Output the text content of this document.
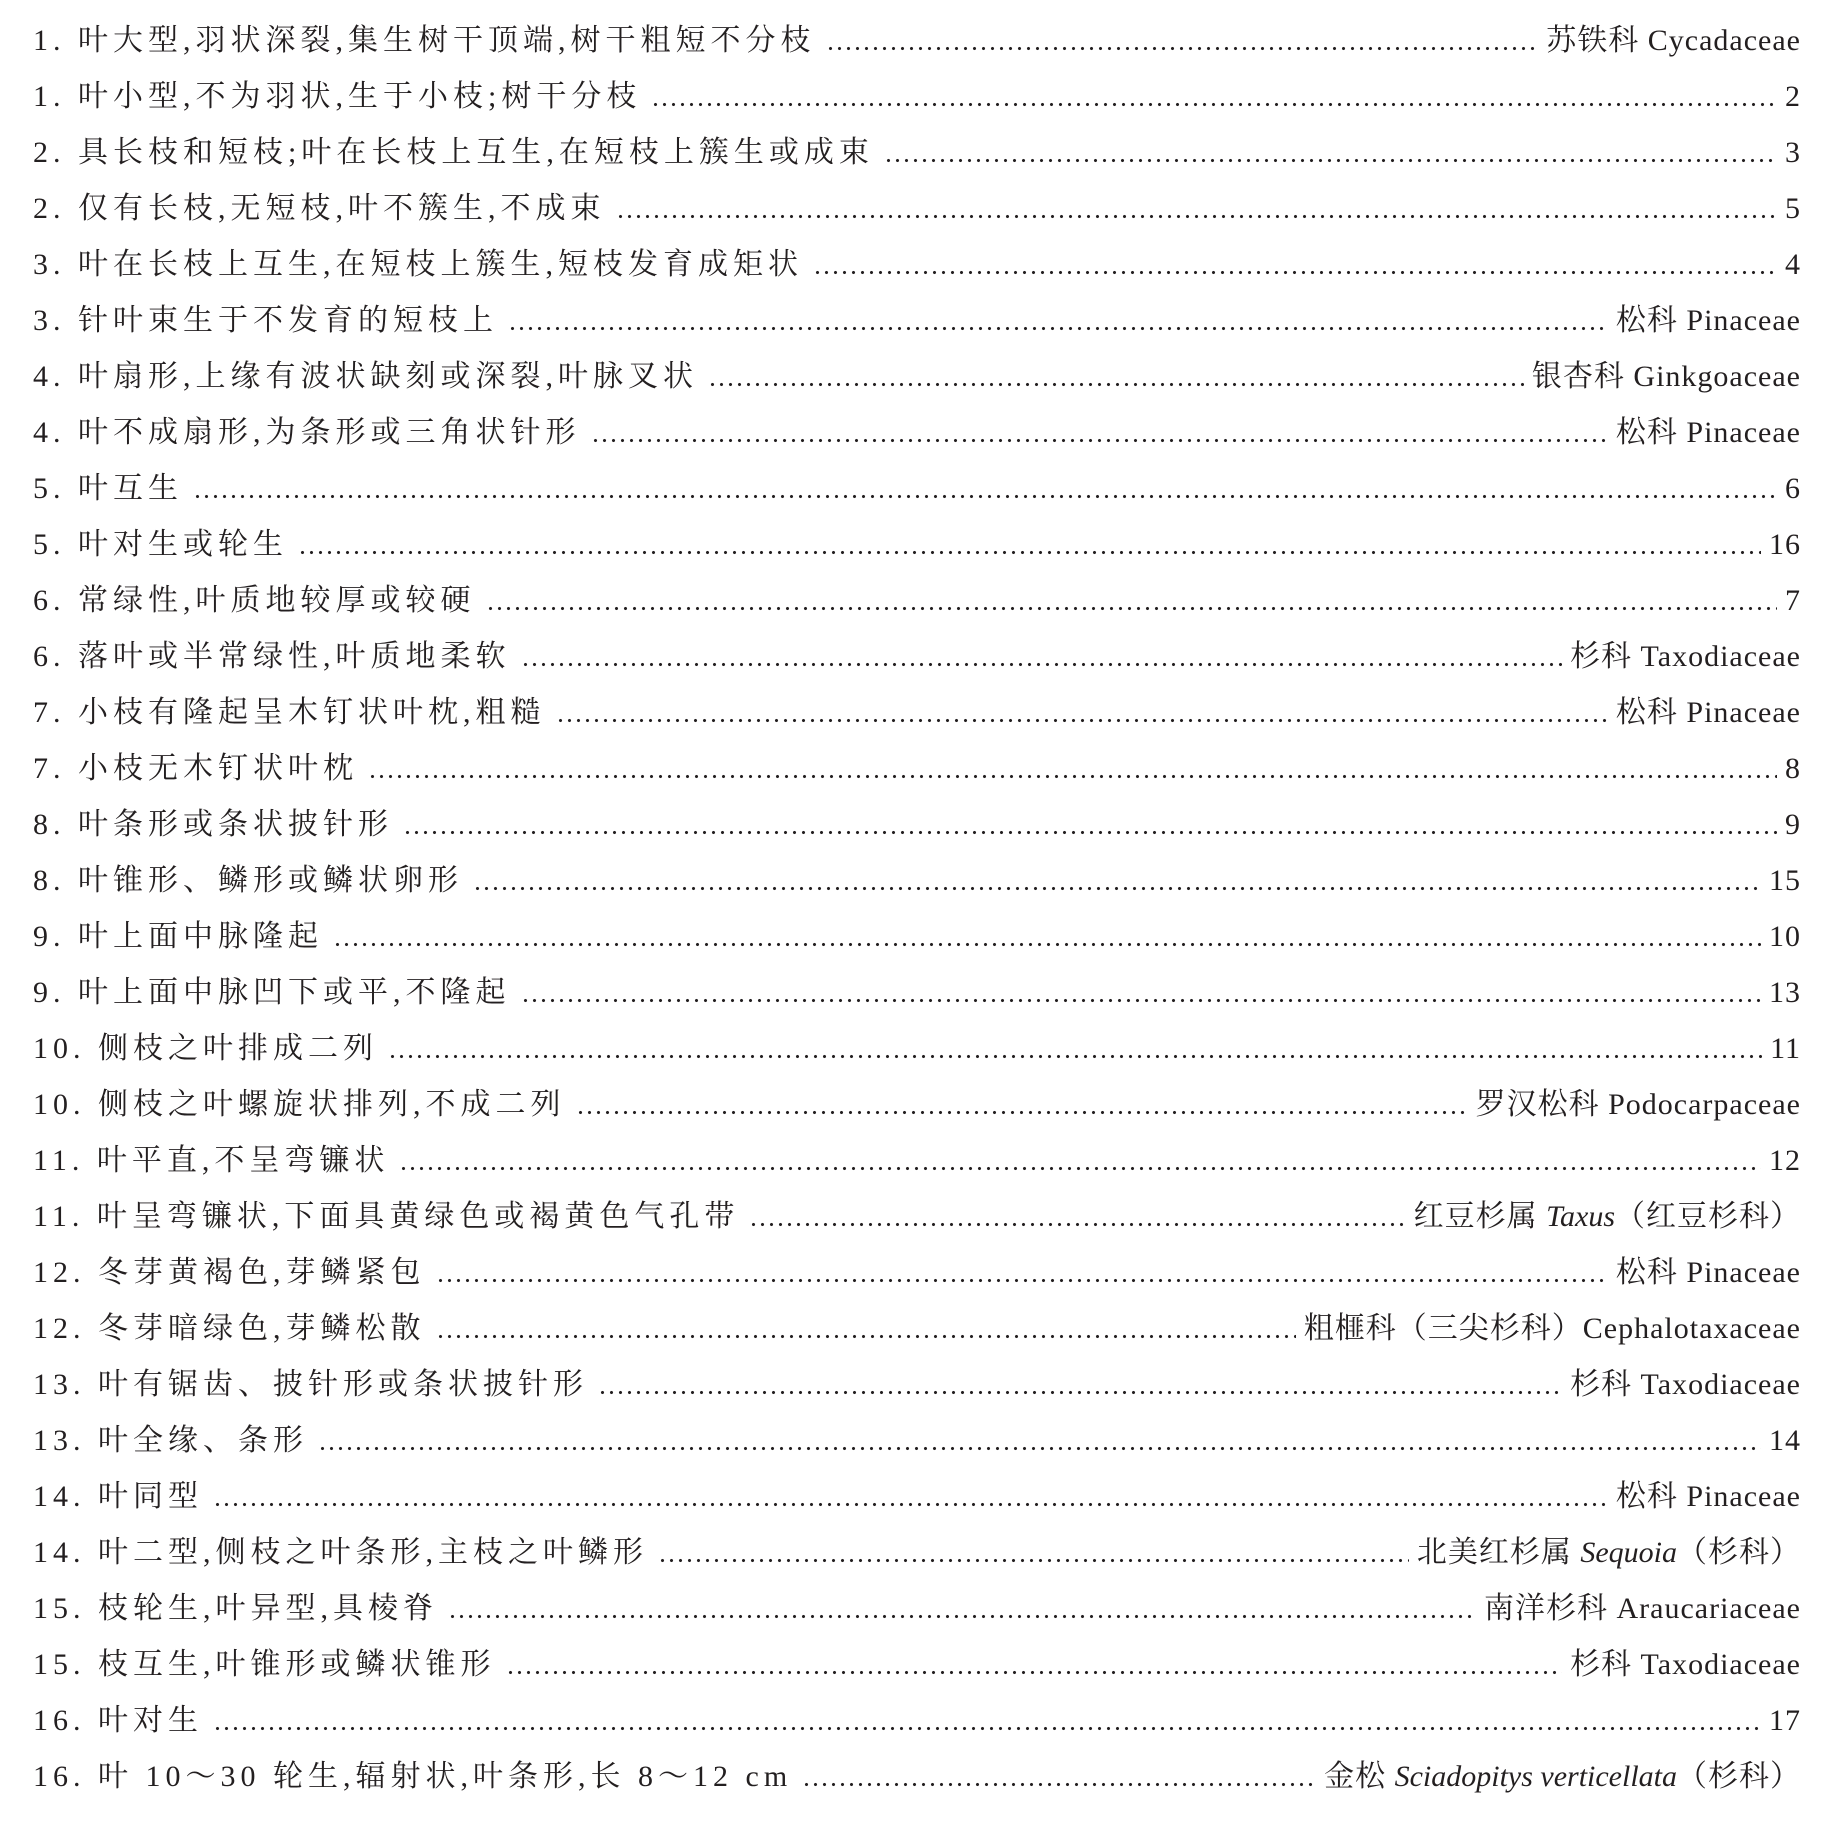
1. 叶大型,羽状深裂,集生树干顶端,树干粗短不分枝	苏铁科 Cycadaceae
1. 叶小型,不为羽状,生于小枝;树干分枝	2
2. 具长枝和短枝;叶在长枝上互生,在短枝上簇生或成束	3
2. 仅有长枝,无短枝,叶不簇生,不成束	5
3. 叶在长枝上互生,在短枝上簇生,短枝发育成矩状	4
3. 针叶束生于不发育的短枝上	松科 Pinaceae
4. 叶扇形,上缘有波状缺刻或深裂,叶脉叉状	银杏科 Ginkgoaceae
4. 叶不成扇形,为条形或三角状针形	松科 Pinaceae
5. 叶互生	6
5. 叶对生或轮生	16
6. 常绿性,叶质地较厚或较硬	7
6. 落叶或半常绿性,叶质地柔软	杉科 Taxodiaceae
7. 小枝有隆起呈木钉状叶枕,粗糙	松科 Pinaceae
7. 小枝无木钉状叶枕	8
8. 叶条形或条状披针形	9
8. 叶锥形、鳞形或鳞状卵形	15
9. 叶上面中脉隆起	10
9. 叶上面中脉凹下或平,不隆起	13
10. 侧枝之叶排成二列	11
10. 侧枝之叶螺旋状排列,不成二列	罗汉松科 Podocarpaceae
11. 叶平直,不呈弯镰状	12
11. 叶呈弯镰状,下面具黄绿色或褐黄色气孔带	红豆杉属 Taxus（红豆杉科）
12. 冬芽黄褐色,芽鳞紧包	松科 Pinaceae
12. 冬芽暗绿色,芽鳞松散	粗榧科（三尖杉科）Cephalotaxaceae
13. 叶有锯齿、披针形或条状披针形	杉科 Taxodiaceae
13. 叶全缘、条形	14
14. 叶同型	松科 Pinaceae
14. 叶二型,侧枝之叶条形,主枝之叶鳞形	北美红杉属 Sequoia（杉科）
15. 枝轮生,叶异型,具棱脊	南洋杉科 Araucariaceae
15. 枝互生,叶锥形或鳞状锥形	杉科 Taxodiaceae
16. 叶对生	17
16. 叶 10～30 轮生,辐射状,叶条形,长 8～12 cm	金松 Sciadopitys verticellata（杉科）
* * *
▸ Goal
Transcribe the records above verbatim. Do not carry over any picture.

▸ Task result
Output the text content of this document.
1. 叶大型,羽状深裂,集生树干顶端,树干粗短不分枝	苏铁科 Cycadaceae
1. 叶小型,不为羽状,生于小枝;树干分枝	2
2. 具长枝和短枝;叶在长枝上互生,在短枝上簇生或成束	3
2. 仅有长枝,无短枝,叶不簇生,不成束	5
3. 叶在长枝上互生,在短枝上簇生,短枝发育成矩状	4
3. 针叶束生于不发育的短枝上	松科 Pinaceae
4. 叶扇形,上缘有波状缺刻或深裂,叶脉叉状	银杏科 Ginkgoaceae
4. 叶不成扇形,为条形或三角状针形	松科 Pinaceae
5. 叶互生	6
5. 叶对生或轮生	16
6. 常绿性,叶质地较厚或较硬	7
6. 落叶或半常绿性,叶质地柔软	杉科 Taxodiaceae
7. 小枝有隆起呈木钉状叶枕,粗糙	松科 Pinaceae
7. 小枝无木钉状叶枕	8
8. 叶条形或条状披针形	9
8. 叶锥形、鳞形或鳞状卵形	15
9. 叶上面中脉隆起	10
9. 叶上面中脉凹下或平,不隆起	13
10. 侧枝之叶排成二列	11
10. 侧枝之叶螺旋状排列,不成二列	罗汉松科 Podocarpaceae
11. 叶平直,不呈弯镰状	12
11. 叶呈弯镰状,下面具黄绿色或褐黄色气孔带	红豆杉属 Taxus（红豆杉科）
12. 冬芽黄褐色,芽鳞紧包	松科 Pinaceae
12. 冬芽暗绿色,芽鳞松散	粗榧科（三尖杉科）Cephalotaxaceae
13. 叶有锯齿、披针形或条状披针形	杉科 Taxodiaceae
13. 叶全缘、条形	14
14. 叶同型	松科 Pinaceae
14. 叶二型,侧枝之叶条形,主枝之叶鳞形	北美红杉属 Sequoia（杉科）
15. 枝轮生,叶异型,具棱脊	南洋杉科 Araucariaceae
15. 枝互生,叶锥形或鳞状锥形	杉科 Taxodiaceae
16. 叶对生	17
16. 叶 10～30 轮生,辐射状,叶条形,长 8～12 cm	金松 Sciadopitys verticellata（杉科）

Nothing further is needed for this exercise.